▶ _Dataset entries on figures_
----

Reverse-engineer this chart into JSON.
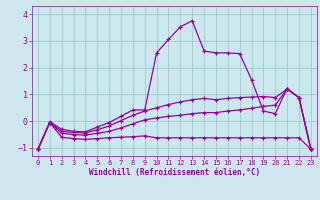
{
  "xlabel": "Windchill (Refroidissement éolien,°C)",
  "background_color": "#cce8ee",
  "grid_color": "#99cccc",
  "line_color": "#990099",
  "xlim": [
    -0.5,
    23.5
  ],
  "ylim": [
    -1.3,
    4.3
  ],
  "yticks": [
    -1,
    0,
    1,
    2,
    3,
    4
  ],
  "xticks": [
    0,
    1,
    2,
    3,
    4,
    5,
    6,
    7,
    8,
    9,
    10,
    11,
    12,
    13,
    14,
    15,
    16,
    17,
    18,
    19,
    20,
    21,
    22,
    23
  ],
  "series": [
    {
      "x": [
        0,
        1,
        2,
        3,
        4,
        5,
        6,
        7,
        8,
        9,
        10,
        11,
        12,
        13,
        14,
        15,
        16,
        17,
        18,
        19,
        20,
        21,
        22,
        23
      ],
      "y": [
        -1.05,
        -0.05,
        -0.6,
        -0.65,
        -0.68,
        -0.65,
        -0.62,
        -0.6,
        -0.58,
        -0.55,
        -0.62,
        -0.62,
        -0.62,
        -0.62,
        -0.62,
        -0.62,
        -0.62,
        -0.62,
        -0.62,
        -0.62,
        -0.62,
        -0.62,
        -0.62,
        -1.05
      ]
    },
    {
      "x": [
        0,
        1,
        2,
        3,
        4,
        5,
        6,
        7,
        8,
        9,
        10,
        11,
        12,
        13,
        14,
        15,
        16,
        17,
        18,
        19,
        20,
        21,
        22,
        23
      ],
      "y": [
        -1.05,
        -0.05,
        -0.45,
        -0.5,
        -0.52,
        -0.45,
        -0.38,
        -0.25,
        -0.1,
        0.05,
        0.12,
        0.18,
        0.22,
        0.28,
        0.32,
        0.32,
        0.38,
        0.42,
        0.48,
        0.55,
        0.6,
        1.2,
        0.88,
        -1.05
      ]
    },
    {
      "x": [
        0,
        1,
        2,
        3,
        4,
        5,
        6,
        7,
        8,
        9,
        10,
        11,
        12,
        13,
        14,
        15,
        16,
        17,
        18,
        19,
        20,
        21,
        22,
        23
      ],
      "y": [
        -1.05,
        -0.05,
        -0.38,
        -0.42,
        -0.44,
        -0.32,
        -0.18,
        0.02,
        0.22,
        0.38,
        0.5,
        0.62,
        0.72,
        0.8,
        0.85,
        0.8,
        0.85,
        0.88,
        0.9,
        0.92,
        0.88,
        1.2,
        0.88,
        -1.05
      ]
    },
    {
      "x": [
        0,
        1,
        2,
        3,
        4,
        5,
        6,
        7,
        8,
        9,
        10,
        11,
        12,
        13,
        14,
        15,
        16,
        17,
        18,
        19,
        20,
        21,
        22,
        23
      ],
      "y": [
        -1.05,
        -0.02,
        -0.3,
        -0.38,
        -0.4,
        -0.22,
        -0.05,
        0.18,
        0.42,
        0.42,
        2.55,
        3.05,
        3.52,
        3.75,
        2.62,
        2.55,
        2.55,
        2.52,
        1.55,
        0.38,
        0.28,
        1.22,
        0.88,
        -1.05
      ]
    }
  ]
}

----

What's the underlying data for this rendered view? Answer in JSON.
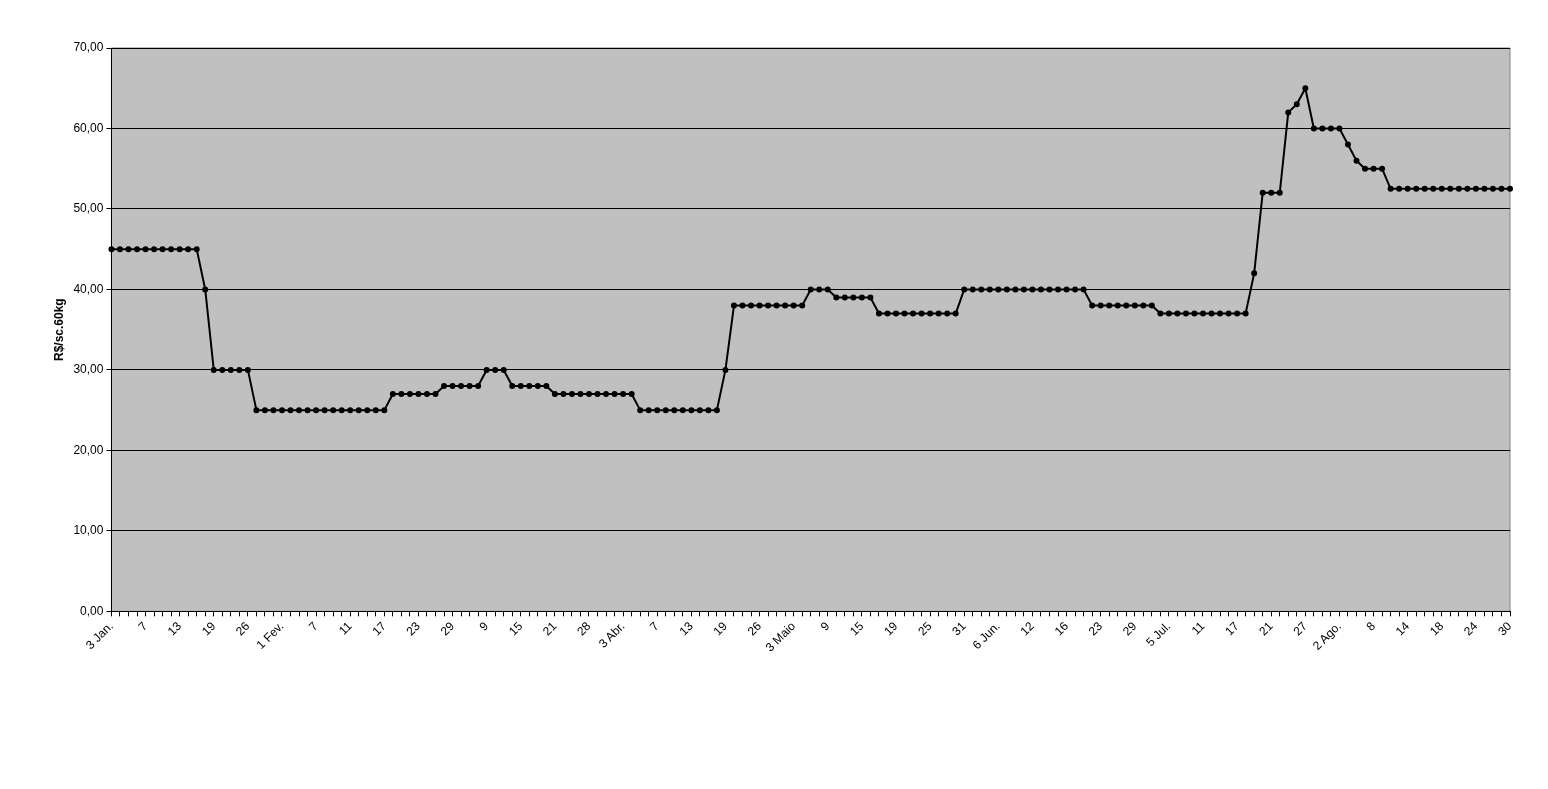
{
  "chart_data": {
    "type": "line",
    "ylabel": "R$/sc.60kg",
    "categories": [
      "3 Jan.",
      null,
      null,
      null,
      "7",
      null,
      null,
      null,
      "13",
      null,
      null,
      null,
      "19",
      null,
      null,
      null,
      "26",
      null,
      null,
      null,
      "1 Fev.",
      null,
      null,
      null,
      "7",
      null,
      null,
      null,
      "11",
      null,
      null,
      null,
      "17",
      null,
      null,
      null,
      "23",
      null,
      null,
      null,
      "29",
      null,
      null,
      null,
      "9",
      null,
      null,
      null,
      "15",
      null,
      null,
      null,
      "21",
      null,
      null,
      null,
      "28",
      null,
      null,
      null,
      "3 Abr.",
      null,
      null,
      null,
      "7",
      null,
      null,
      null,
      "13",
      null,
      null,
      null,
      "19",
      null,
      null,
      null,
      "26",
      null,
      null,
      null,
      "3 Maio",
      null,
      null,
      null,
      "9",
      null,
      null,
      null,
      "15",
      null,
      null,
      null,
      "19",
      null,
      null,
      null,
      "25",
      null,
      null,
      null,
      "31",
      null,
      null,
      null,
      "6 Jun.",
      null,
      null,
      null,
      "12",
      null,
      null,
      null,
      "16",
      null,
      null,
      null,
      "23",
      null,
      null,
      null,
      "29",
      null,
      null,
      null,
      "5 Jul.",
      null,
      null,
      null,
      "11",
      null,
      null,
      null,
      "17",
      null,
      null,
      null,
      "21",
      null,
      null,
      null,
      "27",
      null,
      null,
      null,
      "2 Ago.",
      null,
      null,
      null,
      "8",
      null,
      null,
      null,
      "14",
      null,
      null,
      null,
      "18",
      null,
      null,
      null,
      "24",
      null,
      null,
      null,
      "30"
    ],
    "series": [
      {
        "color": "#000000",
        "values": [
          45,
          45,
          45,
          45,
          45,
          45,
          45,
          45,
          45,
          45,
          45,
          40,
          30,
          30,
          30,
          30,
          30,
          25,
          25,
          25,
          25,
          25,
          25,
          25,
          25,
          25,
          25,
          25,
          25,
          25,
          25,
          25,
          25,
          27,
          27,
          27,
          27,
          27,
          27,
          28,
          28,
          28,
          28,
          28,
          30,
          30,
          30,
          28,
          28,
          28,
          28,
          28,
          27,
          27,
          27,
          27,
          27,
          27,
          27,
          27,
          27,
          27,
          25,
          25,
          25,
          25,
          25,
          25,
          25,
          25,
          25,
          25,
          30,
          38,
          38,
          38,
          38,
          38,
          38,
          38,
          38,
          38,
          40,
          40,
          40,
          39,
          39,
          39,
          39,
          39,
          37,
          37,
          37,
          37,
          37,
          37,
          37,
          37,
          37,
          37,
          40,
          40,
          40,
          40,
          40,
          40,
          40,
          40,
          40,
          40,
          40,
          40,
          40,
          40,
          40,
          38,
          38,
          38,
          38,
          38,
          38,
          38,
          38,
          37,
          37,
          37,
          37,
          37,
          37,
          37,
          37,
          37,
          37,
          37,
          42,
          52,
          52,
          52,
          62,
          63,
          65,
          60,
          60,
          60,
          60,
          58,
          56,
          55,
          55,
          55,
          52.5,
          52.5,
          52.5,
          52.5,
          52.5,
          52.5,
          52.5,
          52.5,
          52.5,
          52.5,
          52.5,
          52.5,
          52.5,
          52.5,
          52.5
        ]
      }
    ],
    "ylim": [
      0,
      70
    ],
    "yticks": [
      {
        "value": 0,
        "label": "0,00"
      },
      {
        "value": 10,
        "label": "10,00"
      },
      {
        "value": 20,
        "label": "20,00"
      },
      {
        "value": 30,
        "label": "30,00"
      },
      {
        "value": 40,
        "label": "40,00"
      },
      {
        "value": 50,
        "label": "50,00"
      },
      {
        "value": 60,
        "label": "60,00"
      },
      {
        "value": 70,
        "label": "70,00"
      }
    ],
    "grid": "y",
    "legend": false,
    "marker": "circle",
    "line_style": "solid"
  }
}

----

▶ _Task details_
Search the material above for "this". Pull out each line where it shows up.

▶ _Solution to the exercise_
Reverse-engineer this chart into JSON.
What's the underlying data for this rendered view? Answer in JSON.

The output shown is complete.